Dataset extract
::::::

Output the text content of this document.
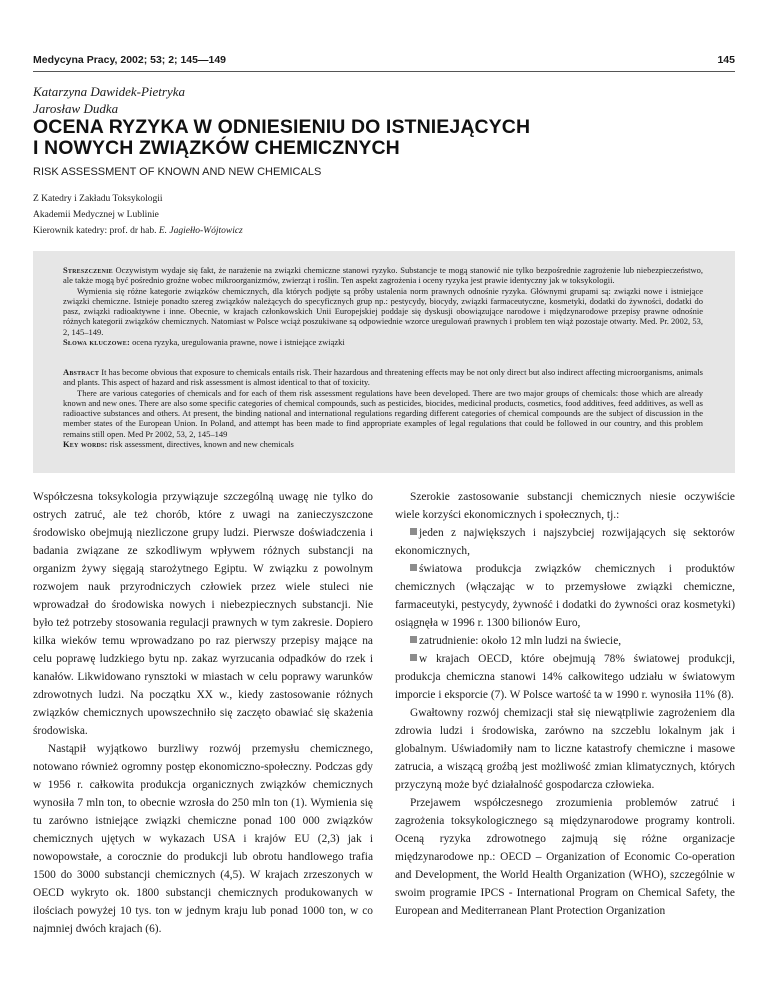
Medycyna Pracy, 2002; 53; 2; 145—149	145
Katarzyna Dawidek-Pietryka
Jarosław Dudka
OCENA RYZYKA W ODNIESIENIU DO ISTNIEJĄCYCH
I NOWYCH ZWIĄZKÓW CHEMICZNYCH
RISK ASSESSMENT OF KNOWN AND NEW CHEMICALS
Z Katedry i Zakładu Toksykologii
Akademii Medycznej w Lublinie
Kierownik katedry: prof. dr hab. E. Jagiełło-Wójtowicz

Streszczenie Oczywistym wydaje się fakt, że narażenie na związki chemiczne stanowi ryzyko. Substancje te mogą stanowić nie tylko bezpośrednie zagrożenie lub niebezpieczeństwo, ale także mogą być pośrednio groźne wobec mikroorganizmów, zwierząt i roślin. Ten aspekt zagrożenia i oceny ryzyka jest prawie identyczny jak w toksykologii.

Wymienia się różne kategorie związków chemicznych, dla których podjęte są próby ustalenia norm prawnych odnośnie ryzyka. Głównymi grupami są: związki nowe i istniejące związki chemiczne. Istnieje ponadto szereg związków należących do specyficznych grup np.: pestycydy, biocydy, związki farmaceutyczne, kosmetyki, dodatki do żywności, dodatki do pasz, związki radioaktywne i inne. Obecnie, w krajach członkowskich Unii Europejskiej poddaje się dyskusji obowiązujące narodowe i międzynarodowe przepisy prawne odnośnie różnych kategorii związków chemicznych. Natomiast w Polsce wciąż poszukiwane są odpowiednie wzorce uregulowań prawnych i problem ten wiąż pozostaje otwarty. Med. Pr. 2002, 53, 2, 145–149.

Słowa kluczowe: ocena ryzyka, uregulowania prawne, nowe i istniejące związki

Abstract It has become obvious that exposure to chemicals entails risk. Their hazardous and threatening effects may be not only direct but also indirect affecting microorganisms, animals and plants. This aspect of hazard and risk assessment is almost identical to that of toxicity.

There are various categories of chemicals and for each of them risk assessment regulations have been developed. There are two major groups of chemicals: those which are already known and new ones. There are also some specific categories of chemical compounds, such as pesticides, biocides, medicinal products, cosmetics, food additives, feed additives, as well as radioactive substances and others. At present, the binding national and international regulations regarding different categories of chemical compounds are the subject of discussion in the member states of the European Union. In Poland, and attempt has been made to find appropriate examples of legal regulations that could be followed in our country, and this problem remains still open. Med Pr 2002, 53, 2, 145–149

Key words: risk assessment, directives, known and new chemicals

Współczesna toksykologia przywiązuje szczególną uwagę nie tylko do ostrych zatruć, ale też chorób, które z uwagi na zanieczyszczone środowisko obejmują niezliczone grupy ludzi. Pierwsze doświadczenia i badania związane ze szkodliwym wpływem różnych substancji na organizm żywy sięgają starożytnego Egiptu. W związku z powolnym rozwojem nauk przyrodniczych człowiek przez wiele stuleci nie wprowadzał do środowiska nowych i niebezpiecznych substancji. Nie było też potrzeby stosowania regulacji prawnych w tym zakresie. Dopiero kilka wieków temu wprowadzano po raz pierwszy przepisy mające na celu poprawę ludzkiego bytu np. zakaz wyrzucania odpadków do rzek i kanałów. Likwidowano rynsztoki w miastach w celu poprawy warunków zdrowotnych ludzi. Na początku XX w., kiedy zastosowanie różnych związków chemicznych upowszechniło się zaczęto obawiać się skażenia środowiska.

Nastąpił wyjątkowo burzliwy rozwój przemysłu chemicznego, notowano również ogromny postęp ekonomiczno-społeczny. Podczas gdy w 1956 r. całkowita produkcja organicznych związków chemicznych wynosiła 7 mln ton, to obecnie wzrosła do 250 mln ton (1). Wymienia się tu zarówno istniejące związki chemiczne ponad 100 000 związków chemicznych ujętych w wykazach USA i krajów EU (2,3) jak i nowopowstałe, a corocznie do produkcji lub obrotu handlowego trafia 1500 do 3000 substancji chemicznych (4,5). W krajach zrzeszonych w OECD wykryto ok. 1800 substancji chemicznych produkowanych w ilościach powyżej 10 tys. ton w jednym kraju lub ponad 1000 ton, w co najmniej dwóch krajach (6).

Szerokie zastosowanie substancji chemicznych niesie oczywiście wiele korzyści ekonomicznych i społecznych, tj.:

jeden z największych i najszybciej rozwijających się sektorów ekonomicznych,

światowa produkcja związków chemicznych i produktów chemicznych (włączając w to przemysłowe związki chemiczne, farmaceutyki, pestycydy, żywność i dodatki do żywności oraz kosmetyki) osiągnęła w 1996 r. 1300 bilionów Euro,

zatrudnienie: około 12 mln ludzi na świecie,

w krajach OECD, które obejmują 78% światowej produkcji, produkcja chemiczna stanowi 14% całkowitego udziału w światowym imporcie i eksporcie (7). W Polsce wartość ta w 1990 r. wynosiła 11% (8).

Gwałtowny rozwój chemizacji stał się niewątpliwie zagrożeniem dla zdrowia ludzi i środowiska, zarówno na szczeblu lokalnym jak i globalnym. Uświadomiły nam to liczne katastrofy chemiczne i masowe zatrucia, a wiszącą groźbą jest możliwość zmian klimatycznych, których przyczyną może być działalność gospodarcza człowieka.

Przejawem współczesnego zrozumienia problemów zatruć i zagrożenia toksykologicznego są międzynarodowe programy kontroli. Oceną ryzyka zdrowotnego zajmują się różne organizacje międzynarodowe np.: OECD – Organization of Economic Co-operation and Development, the World Health Organization (WHO), szczególnie w swoim programie IPCS - International Program on Chemical Safety, the European and Mediterranean Plant Protection Organization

::::::

Working from the entries above, return all lines that contain "also".

Abstract It has become obvious that exposure to chemicals entails risk. Their hazardous and threatening effects may be not only direct but also indirect affecting microorganisms, animals and plants. This aspect of hazard and risk assessment is almost identical to that of toxicity.
There are various categories of chemicals and for each of them risk assessment regulations have been developed. There are two major groups of chemicals: those which are already known and new ones. There are also some specific categories of chemical compounds, such as pesticides, biocides, medicinal products, cosmetics, food additives, feed additives, as well as radioactive substances and others. At present, the binding national and international regulations regarding different categories of chemical compounds are the subject of discussion in the member states of the European Union. In Poland, and attempt has been made to find appropriate examples of legal regulations that could be followed in our country, and this problem remains still open. Med Pr 2002, 53, 2, 145–149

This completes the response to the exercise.